- _Stated problem A_:
Update the passage on Pennsylvania legislative races: give it again starting with "PA Democrats needed" and going on through "the paper notes.", with "General Assembly" changed to "state legislature".

- _Extract to read_:
________________________

Democratic candidates across the Commonwealth came up short in their quest to flip the Pennsylvania House of Representatives and State Senate during the November 3 election, despite sustained optimism for their success beforehand — and media enthusiasm that Democrats might take hold of both chambers of the state legislature.

PA Democrats needed to flip nine seats in the 203-member House and four seats in the 50-member State Senate in order to gain control of the General Assembly. While several races have still yet to be called, Republicans are currently poised to retain their House majority and possibly increase their Senate control by one seat, according to the Pittsburgh Post-Gazette. There is even a possibility that Republicans could improve on their numbers in the State House as well, the paper notes.

It is a stunning turnaround from the pre-election speculation from Democratic establishment figures and members of the left-leaning media. Many local and statewide outlets appeared positively giddy at the chance for Democrats to take control in Harrisburg. Just weeks before, the Philadelphia Inquirer proclaimed that Democrats were within “striking distance” of flipping the General Assembly as “Democratic candidates and outside groups are outspending Republicans by a margin of more than three to one across the most competitive battleground districts.”

Other local publications supported the same predictions of a statewide Democratic sweep. Philadelphia Magazine ran a story announcing a “consensus” that Democrats will “gain ground” in the state legislature.

________________________

- _Records supplied_:
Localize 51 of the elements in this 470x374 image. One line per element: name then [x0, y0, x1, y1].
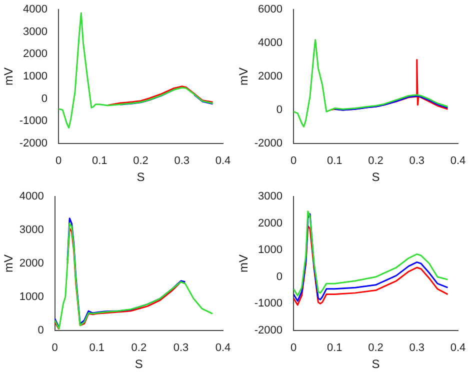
x-axis-title: S	[372, 357, 380, 372]
x-tick-label: 0.3	[409, 342, 425, 354]
y-tick-label: 0	[276, 270, 283, 283]
x-tick-label: 0	[290, 155, 297, 168]
x-tick-label: 0.4	[215, 155, 231, 168]
y-axis-title: mV	[2, 68, 16, 86]
y-tick-label: -1000	[19, 115, 48, 128]
y-tick-label: 2000	[258, 217, 283, 230]
x-axis-title: S	[134, 357, 143, 372]
y-tick-label: 2000	[19, 258, 44, 270]
x-tick-label: 0.1	[92, 155, 108, 168]
x-tick-label: 0.1	[327, 342, 342, 354]
x-tick-label: 0.2	[133, 155, 148, 168]
x-tick-label: 0.1	[89, 342, 105, 354]
x-tick-label: 0	[290, 342, 297, 354]
y-tick-label: 1000	[23, 70, 48, 83]
x-tick-label: 0.4	[450, 342, 466, 354]
x-tick-label: 0.2	[368, 155, 384, 168]
y-tick-label: 4000	[19, 190, 44, 203]
x-tick-label: 0.3	[409, 155, 425, 168]
y-tick-label: 6000	[258, 4, 283, 16]
y-tick-label: 1000	[258, 244, 283, 256]
y-tick-label: 4000	[258, 37, 283, 50]
x-tick-label: 0.2	[131, 342, 147, 354]
y-tick-label: -2000	[254, 137, 283, 150]
y-axis-title: mV	[236, 68, 251, 86]
y-tick-label: 2000	[23, 48, 48, 60]
y-tick-label: 0	[38, 324, 44, 336]
y-tick-label: 0	[41, 92, 48, 105]
y-tick-label: 3000	[23, 26, 48, 38]
x-tick-label: 0.3	[174, 155, 190, 168]
y-tick-label: 0	[276, 104, 283, 116]
x-tick-label: 0.1	[327, 155, 342, 168]
x-tick-label: 0	[52, 342, 58, 354]
y-axis-title: mV	[2, 254, 16, 272]
y-tick-label: 4000	[23, 4, 48, 16]
x-axis-title: S	[372, 170, 380, 184]
y-tick-label: 3000	[19, 224, 44, 236]
x-tick-label: 0.4	[450, 155, 466, 168]
y-tick-label: 2000	[258, 70, 283, 83]
y-tick-label: -1000	[254, 298, 283, 310]
x-tick-label: 0.2	[368, 342, 384, 354]
x-tick-label: 0.4	[215, 342, 231, 354]
y-axis-title: mV	[236, 254, 251, 272]
x-tick-label: 0.3	[173, 342, 189, 354]
y-tick-label: -2000	[19, 137, 48, 150]
y-tick-label: -2000	[254, 324, 283, 336]
x-axis-title: S	[136, 170, 145, 184]
y-tick-label: 3000	[258, 190, 283, 203]
x-tick-label: 0	[55, 155, 62, 168]
y-tick-label: 1000	[19, 290, 44, 303]
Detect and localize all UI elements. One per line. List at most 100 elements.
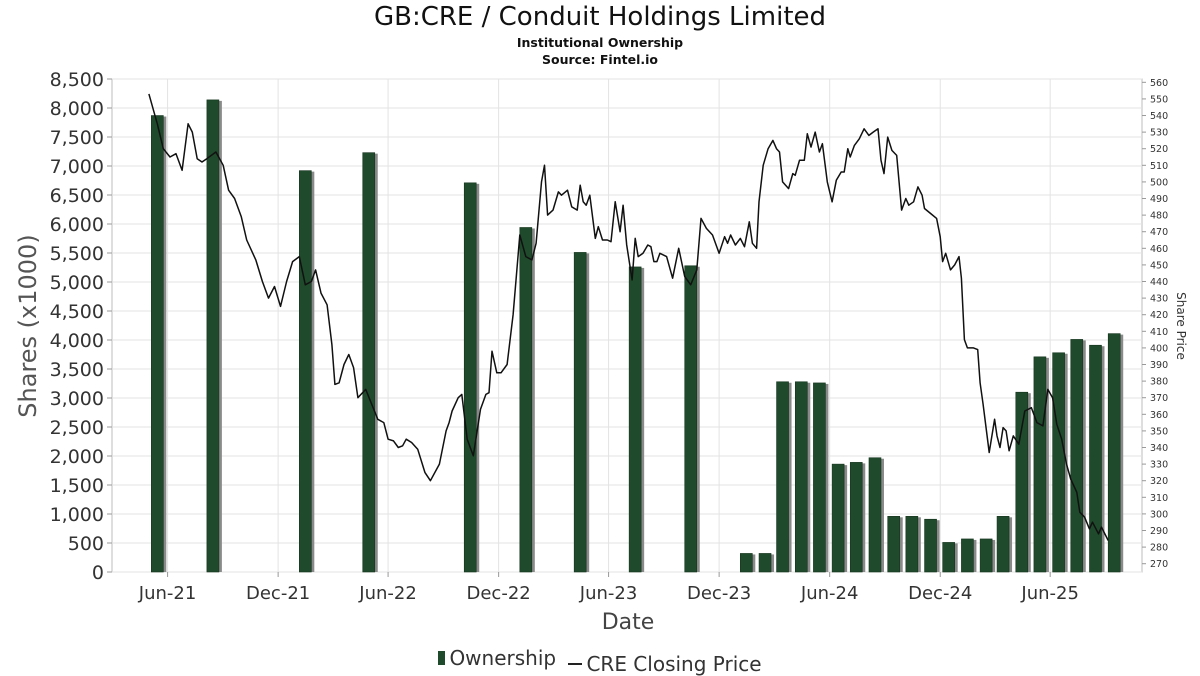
chart-title: GB:CRE / Conduit Holdings Limited xyxy=(373,2,827,32)
legend-swatch-price xyxy=(568,663,583,665)
y2-tick-label: 540 xyxy=(1150,111,1168,122)
y-tick-label: 0 xyxy=(92,562,104,584)
y-tick-label: 3,000 xyxy=(50,388,104,410)
y2-tick-label: 370 xyxy=(1150,393,1168,404)
ownership-bar xyxy=(1070,339,1084,573)
y2-tick-label: 430 xyxy=(1150,294,1168,305)
ownership-bar xyxy=(1089,344,1102,573)
y-tick-label: 5,000 xyxy=(50,272,104,294)
y2-tick-label: 380 xyxy=(1150,377,1168,388)
y-tick-label: 5,500 xyxy=(50,243,104,265)
y2-tick-label: 550 xyxy=(1150,94,1168,105)
ownership-bar xyxy=(1033,356,1047,573)
y2-tick-label: 480 xyxy=(1150,211,1168,222)
ownership-bar xyxy=(831,463,845,573)
y-tick-label: 7,500 xyxy=(50,127,104,149)
y2-tick-label: 460 xyxy=(1150,244,1168,255)
ownership-bar xyxy=(887,516,901,573)
y-tick-label: 2,000 xyxy=(50,446,104,468)
ownership-bar xyxy=(573,252,587,573)
y2-tick-label: 490 xyxy=(1150,194,1168,205)
y-tick-label: 8,000 xyxy=(50,98,104,120)
y2-tick-label: 350 xyxy=(1150,426,1168,437)
ownership-bar xyxy=(979,538,993,573)
y-tick-label: 1,500 xyxy=(50,475,104,497)
axis-layer: 0 500 1,000 1,500 2,000 2,500 3,000 3,500 4,000 4… xyxy=(50,69,1169,604)
ownership-bar xyxy=(1015,391,1029,573)
y2-tick-label: 290 xyxy=(1150,526,1168,537)
ownership-bar xyxy=(942,542,955,573)
x-tick-label: Jun-21 xyxy=(138,583,197,604)
x-tick-label: Jun-24 xyxy=(800,583,859,604)
ownership-bar xyxy=(924,518,937,573)
ownership-bar xyxy=(758,553,772,573)
legend-swatch-ownership xyxy=(438,651,446,665)
legend-item-price: CRE Closing Price xyxy=(568,652,762,676)
y2-tick-label: 410 xyxy=(1150,327,1168,338)
price-line-layer xyxy=(148,93,1109,541)
ownership-bar xyxy=(813,382,826,573)
ownership-bar xyxy=(1107,333,1121,573)
y2-tick-label: 420 xyxy=(1150,310,1168,321)
legend-label-price: CRE Closing Price xyxy=(586,652,762,676)
ownership-bar xyxy=(961,538,974,573)
y2-tick-label: 390 xyxy=(1150,360,1168,371)
x-tick-label: Jun-25 xyxy=(1020,583,1079,604)
chart-legend: Ownership CRE Closing Price xyxy=(0,646,1200,676)
y-tick-label: 6,500 xyxy=(50,185,104,207)
y2-tick-label: 510 xyxy=(1150,161,1168,172)
ownership-bar xyxy=(905,516,919,573)
y2-tick-label: 280 xyxy=(1150,543,1168,554)
x-tick-label: Jun-22 xyxy=(358,583,417,604)
ownership-bar xyxy=(740,553,753,573)
x-tick-label: Jun-23 xyxy=(579,583,638,604)
y2-tick-label: 310 xyxy=(1150,493,1168,504)
y-tick-label: 4,500 xyxy=(50,301,104,323)
y-tick-label: 7,000 xyxy=(50,156,104,178)
y2-tick-label: 520 xyxy=(1150,144,1168,155)
price-line xyxy=(148,93,1109,541)
ownership-bar xyxy=(868,457,882,573)
plot-area xyxy=(111,78,1143,573)
y2-tick-label: 270 xyxy=(1150,559,1168,570)
ownership-bar xyxy=(463,182,477,573)
chart-source: Source: Fintel.io xyxy=(542,52,658,67)
ownership-bar xyxy=(794,381,808,573)
y2-tick-label: 440 xyxy=(1150,277,1168,288)
y2-tick-label: 470 xyxy=(1150,227,1168,238)
ownership-bar xyxy=(362,152,376,573)
y-tick-label: 6,000 xyxy=(50,214,104,236)
y-tick-label: 1,000 xyxy=(50,504,104,526)
ownership-bar xyxy=(206,99,220,573)
y-tick-label: 500 xyxy=(68,533,104,555)
y2-tick-label: 340 xyxy=(1150,443,1168,454)
y2-tick-label: 330 xyxy=(1150,460,1168,471)
y-axis-title: Shares (x1000) xyxy=(14,234,42,417)
ownership-bar xyxy=(151,115,164,573)
y2-tick-label: 530 xyxy=(1150,128,1168,139)
y2-tick-label: 560 xyxy=(1150,78,1168,89)
chart-subtitle: Institutional Ownership xyxy=(516,35,684,50)
x-tick-label: Dec-21 xyxy=(246,583,310,604)
ownership-bar xyxy=(996,516,1010,573)
y2-axis-title: Share Price xyxy=(1174,292,1188,360)
legend-label-ownership: Ownership xyxy=(449,646,557,670)
y2-tick-label: 500 xyxy=(1150,177,1168,188)
grid-layer xyxy=(111,78,1143,573)
y2-tick-label: 450 xyxy=(1150,260,1168,271)
ownership-bar xyxy=(628,266,642,573)
ownership-bar xyxy=(684,265,698,573)
y2-tick-label: 320 xyxy=(1150,476,1168,487)
y-tick-label: 3,500 xyxy=(50,359,104,381)
y-tick-label: 2,500 xyxy=(50,417,104,439)
x-tick-label: Dec-23 xyxy=(687,583,751,604)
ownership-bar xyxy=(299,170,312,573)
y2-tick-label: 360 xyxy=(1150,410,1168,421)
ownership-bar xyxy=(849,462,863,573)
x-tick-label: Dec-24 xyxy=(908,583,972,604)
ownership-bar xyxy=(776,381,789,573)
x-tick-label: Dec-22 xyxy=(467,583,531,604)
ownership-bar xyxy=(1052,352,1065,573)
legend-item-ownership: Ownership xyxy=(438,646,556,670)
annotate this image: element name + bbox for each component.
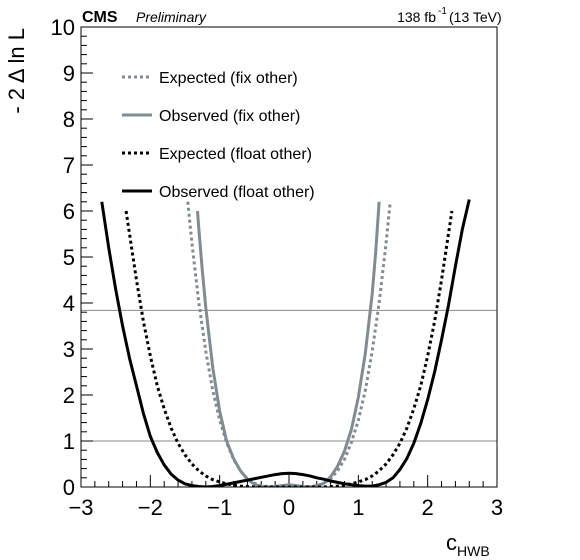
series-line-1 — [195, 201, 381, 487]
x-tick-label: 1 — [352, 495, 364, 520]
x-axis-label-sub: HWB — [457, 543, 490, 559]
y-tick-label: 0 — [63, 475, 75, 500]
x-tick-label: −1 — [207, 495, 232, 520]
status-label: Preliminary — [136, 9, 207, 25]
x-tick-label: −3 — [68, 495, 93, 520]
y-tick-label: 1 — [63, 429, 75, 454]
plot-area: 0 1 2 3 4 5 6 7 8 9 10 −3 −2 −1 0 1 2 3 Expected (fix othe… — [51, 15, 504, 520]
series-line-0 — [186, 201, 392, 487]
x-tick-label: −2 — [138, 495, 163, 520]
legend-label-3: Observed (float other) — [159, 184, 315, 201]
y-tick-label: 5 — [63, 245, 75, 270]
lumi-label: 138 fb — [397, 9, 436, 25]
y-tick-label: 4 — [63, 291, 75, 316]
y-tick-label: 7 — [63, 153, 75, 178]
x-tick-label: 2 — [422, 495, 434, 520]
y-tick-label: 10 — [51, 15, 75, 40]
y-tick-label: 2 — [63, 383, 75, 408]
series-line-2 — [124, 210, 454, 487]
y-axis-label: - 2 Δ ln L — [4, 28, 29, 114]
series-line-3 — [100, 199, 471, 487]
legend-label-2: Expected (float other) — [159, 146, 312, 163]
x-tick-label: 0 — [283, 495, 295, 520]
y-tick-label: 9 — [63, 61, 75, 86]
experiment-label: CMS — [82, 9, 118, 26]
legend-label-0: Expected (fix other) — [159, 70, 298, 87]
energy-label: (13 TeV) — [449, 9, 502, 25]
lumi-exponent: -1 — [438, 6, 447, 17]
legend-label-1: Observed (fix other) — [159, 108, 300, 125]
x-axis-label: cHWB — [446, 530, 490, 559]
x-axis-label-main: c — [446, 530, 457, 555]
y-tick-label: 8 — [63, 107, 75, 132]
plot-frame — [80, 26, 498, 488]
y-tick-label: 3 — [63, 337, 75, 362]
x-tick-label: 3 — [491, 495, 503, 520]
y-tick-label: 6 — [63, 199, 75, 224]
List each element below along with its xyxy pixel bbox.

________________________

- _Stated problem B_:
From the records, retype the lines starting with the line with "series-line-1 — [195, 201, 381, 487]" and going on through the line with "series-line-3 — [100, 199, 471, 487]", character for character.

- _Exercise output A_:
PA Democrats needed to flip nine seats in the 203-member House and four seats in the 50-member State Senate in order to gain control of the state legislature. While several races have still yet to be called, Republicans are currently poised to retain their House majority and possibly increase their Senate control by one seat, according to the Pittsburgh Post-Gazette. There is even a possibility that Republicans could improve on their numbers in the State House as well, the paper notes.

- _Exercise output B_:
series-line-1 — [195, 201, 381, 487]
x-tick-label: 1 — [352, 495, 364, 520]
x-axis-label-sub: HWB — [457, 543, 490, 559]
y-tick-label: 0 — [63, 475, 75, 500]
x-tick-label: −1 — [207, 495, 232, 520]
status-label: Preliminary — [136, 9, 207, 25]
x-tick-label: −3 — [68, 495, 93, 520]
y-tick-label: 1 — [63, 429, 75, 454]
plot-area: 0 1 2 3 4 5 6 7 8 9 10 −3 −2 −1 0 1 2 3 Expected (fix othe… — [51, 15, 504, 520]
series-line-0 — [186, 201, 392, 487]
x-tick-label: −2 — [138, 495, 163, 520]
legend-label-3: Observed (float other) — [159, 184, 315, 201]
y-tick-label: 5 — [63, 245, 75, 270]
lumi-label: 138 fb — [397, 9, 436, 25]
y-tick-label: 4 — [63, 291, 75, 316]
y-tick-label: 7 — [63, 153, 75, 178]
x-tick-label: 2 — [422, 495, 434, 520]
y-tick-label: 10 — [51, 15, 75, 40]
y-tick-label: 2 — [63, 383, 75, 408]
series-line-2 — [124, 210, 454, 487]
y-axis-label: - 2 Δ ln L — [4, 28, 29, 114]
series-line-3 — [100, 199, 471, 487]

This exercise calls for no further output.